### What is being asked
Report every line of the entries that contains the word "primitive".

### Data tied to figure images
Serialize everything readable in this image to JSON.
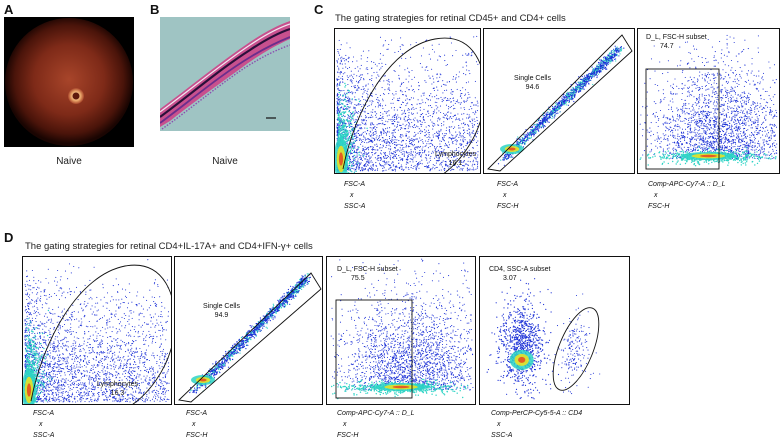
{
  "panels": {
    "A": {
      "letter": "A",
      "caption": "Naive"
    },
    "B": {
      "letter": "B",
      "caption": "Naive"
    },
    "C": {
      "letter": "C",
      "title": "The gating strategies for retinal CD45+ and CD4+ cells",
      "plots": [
        {
          "gate_name": "Lymphocytes",
          "gate_value": "16.1",
          "x_axis": "FSC-A",
          "sep": "x",
          "y_axis": "SSC-A"
        },
        {
          "gate_name": "Single Cells",
          "gate_value": "94.6",
          "x_axis": "FSC-A",
          "sep": "x",
          "y_axis": "FSC-H"
        },
        {
          "gate_name": "D_L, FSC-H subset",
          "gate_value": "74.7",
          "x_axis": "Comp-APC-Cy7-A :: D_L",
          "sep": "x",
          "y_axis": "FSC-H"
        }
      ]
    },
    "D": {
      "letter": "D",
      "title": "The gating strategies for retinal CD4+IL-17A+ and CD4+IFN-γ+ cells",
      "plots": [
        {
          "gate_name": "Lymphocytes",
          "gate_value": "16.3",
          "x_axis": "FSC-A",
          "sep": "x",
          "y_axis": "SSC-A"
        },
        {
          "gate_name": "Single Cells",
          "gate_value": "94.9",
          "x_axis": "FSC-A",
          "sep": "x",
          "y_axis": "FSC-H"
        },
        {
          "gate_name": "D_L, FSC-H subset",
          "gate_value": "75.5",
          "x_axis": "Comp-APC-Cy7-A :: D_L",
          "sep": "x",
          "y_axis": "FSC-H"
        },
        {
          "gate_name": "CD4, SSC-A subset",
          "gate_value": "3.07",
          "x_axis": "Comp-PerCP-Cy5-5-A :: CD4",
          "sep": "x",
          "y_axis": "SSC-A"
        }
      ]
    }
  },
  "colors": {
    "dots": "#1a2fd6",
    "dense_mid": "#2cd3c4",
    "dense_hi": "#f2e21c",
    "dense_peak": "#e8451e",
    "stain_pink": "#d46fa0",
    "stain_purple": "#5a2a8a"
  }
}
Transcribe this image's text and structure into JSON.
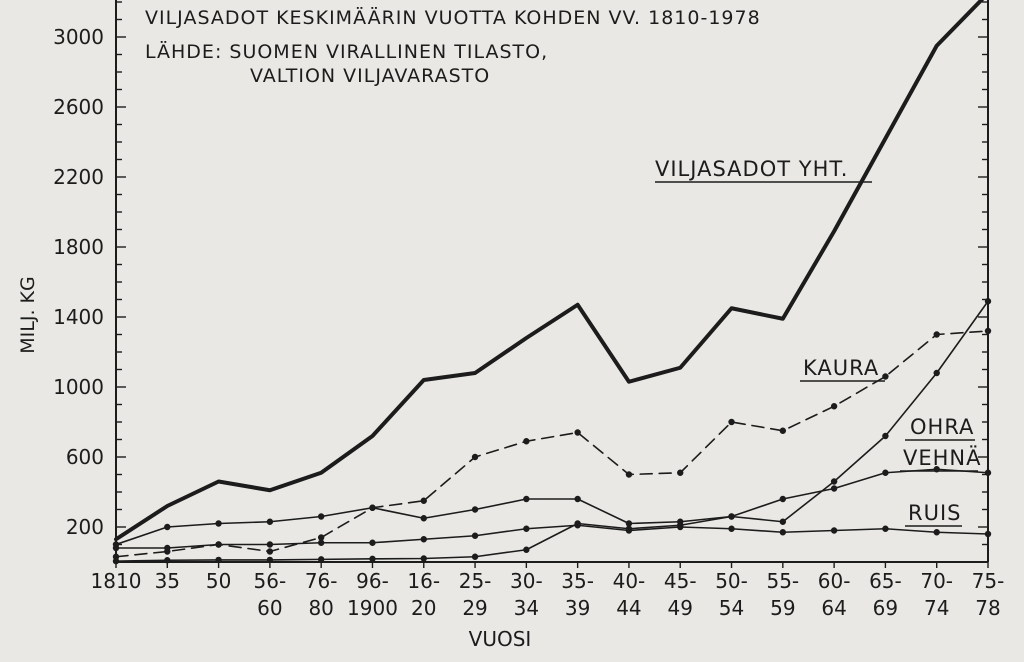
{
  "chart_data": {
    "type": "line",
    "title_lines": [
      "VILJASADOT KESKIMÄÄRIN VUOTTA KOHDEN VV. 1810-1978",
      "LÄHDE: SUOMEN VIRALLINEN TILASTO,",
      "VALTION VILJAVARASTO"
    ],
    "ylabel": "MILJ. KG",
    "xlabel": "VUOSI",
    "ylim": [
      0,
      3200
    ],
    "yticks": [
      200,
      600,
      1000,
      1400,
      1800,
      2200,
      2600,
      3000
    ],
    "categories": [
      [
        "1810"
      ],
      [
        "35"
      ],
      [
        "50"
      ],
      [
        "56-",
        "60"
      ],
      [
        "76-",
        "80"
      ],
      [
        "96-",
        "1900"
      ],
      [
        "16-",
        "20"
      ],
      [
        "25-",
        "29"
      ],
      [
        "30-",
        "34"
      ],
      [
        "35-",
        "39"
      ],
      [
        "40-",
        "44"
      ],
      [
        "45-",
        "49"
      ],
      [
        "50-",
        "54"
      ],
      [
        "55-",
        "59"
      ],
      [
        "60-",
        "64"
      ],
      [
        "65-",
        "69"
      ],
      [
        "70-",
        "74"
      ],
      [
        "75-",
        "78"
      ]
    ],
    "series": [
      {
        "name": "VILJASADOT YHT.",
        "style": "thick",
        "values": [
          130,
          320,
          460,
          410,
          510,
          720,
          1040,
          1080,
          1280,
          1470,
          1030,
          1110,
          1450,
          1390,
          1890,
          2420,
          2950,
          3250
        ]
      },
      {
        "name": "KAURA",
        "style": "dashed",
        "values": [
          30,
          60,
          100,
          60,
          140,
          310,
          350,
          600,
          690,
          740,
          500,
          510,
          800,
          750,
          890,
          1060,
          1300,
          1320
        ]
      },
      {
        "name": "OHRA",
        "style": "solid",
        "values": [
          100,
          200,
          220,
          230,
          260,
          310,
          250,
          300,
          360,
          360,
          220,
          230,
          260,
          230,
          460,
          720,
          1080,
          1490
        ]
      },
      {
        "name": "VEHNÄ",
        "style": "solid",
        "values": [
          5,
          10,
          12,
          12,
          15,
          18,
          20,
          30,
          70,
          220,
          190,
          210,
          260,
          360,
          420,
          510,
          530,
          510
        ]
      },
      {
        "name": "RUIS",
        "style": "solid",
        "values": [
          80,
          80,
          100,
          100,
          110,
          110,
          130,
          150,
          190,
          210,
          180,
          200,
          190,
          170,
          180,
          190,
          170,
          160
        ]
      }
    ]
  }
}
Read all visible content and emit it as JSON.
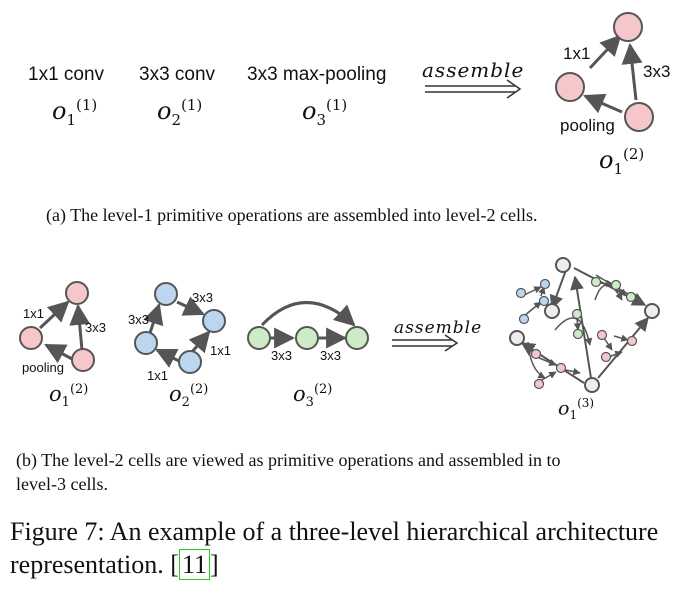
{
  "panel_a": {
    "ops": [
      {
        "name": "1x1 conv",
        "var": "o",
        "sub": "1",
        "sup": "(1)"
      },
      {
        "name": "3x3 conv",
        "var": "o",
        "sub": "2",
        "sup": "(1)"
      },
      {
        "name": "3x3 max-pooling",
        "var": "o",
        "sub": "3",
        "sup": "(1)"
      }
    ],
    "assemble": "assemble",
    "cell": {
      "edge_labels": [
        "1x1",
        "3x3",
        "pooling"
      ],
      "var": "o",
      "sub": "1",
      "sup": "(2)"
    },
    "caption": "(a)  The level-1 primitive operations are assembled into level-2 cells."
  },
  "panel_b": {
    "cells": [
      {
        "edge_labels": [
          "1x1",
          "3x3",
          "pooling"
        ],
        "var": "o",
        "sub": "1",
        "sup": "(2)"
      },
      {
        "edge_labels": [
          "3x3",
          "3x3",
          "1x1",
          "1x1"
        ],
        "var": "o",
        "sub": "2",
        "sup": "(2)"
      },
      {
        "edge_labels": [
          "3x3",
          "3x3"
        ],
        "var": "o",
        "sub": "3",
        "sup": "(2)"
      }
    ],
    "assemble": "assemble",
    "result": {
      "var": "o",
      "sub": "1",
      "sup": "(3)"
    },
    "caption_line1": "(b)  The level-2 cells are viewed as primitive operations and assembled in to",
    "caption_line2": "level-3 cells."
  },
  "figure": {
    "caption_line1": "Figure 7: An example of a three-level hierarchical architecture",
    "caption_line2_text": "representation. [",
    "citation": "11",
    "caption_line2_end": "]"
  },
  "colors": {
    "pink": "#f5c7cb",
    "blue": "#bcd6f0",
    "green": "#cdebc6",
    "gray": "#eeeeee",
    "stroke": "#555555",
    "cite_box": "#22cc22"
  }
}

### Task answer
    "caption": "(a)  The level-1 primitive operations are assembled into level-2 cells."
    "caption_line1": "(b)  The level-2 cells are viewed as primitive operations and assembled in to",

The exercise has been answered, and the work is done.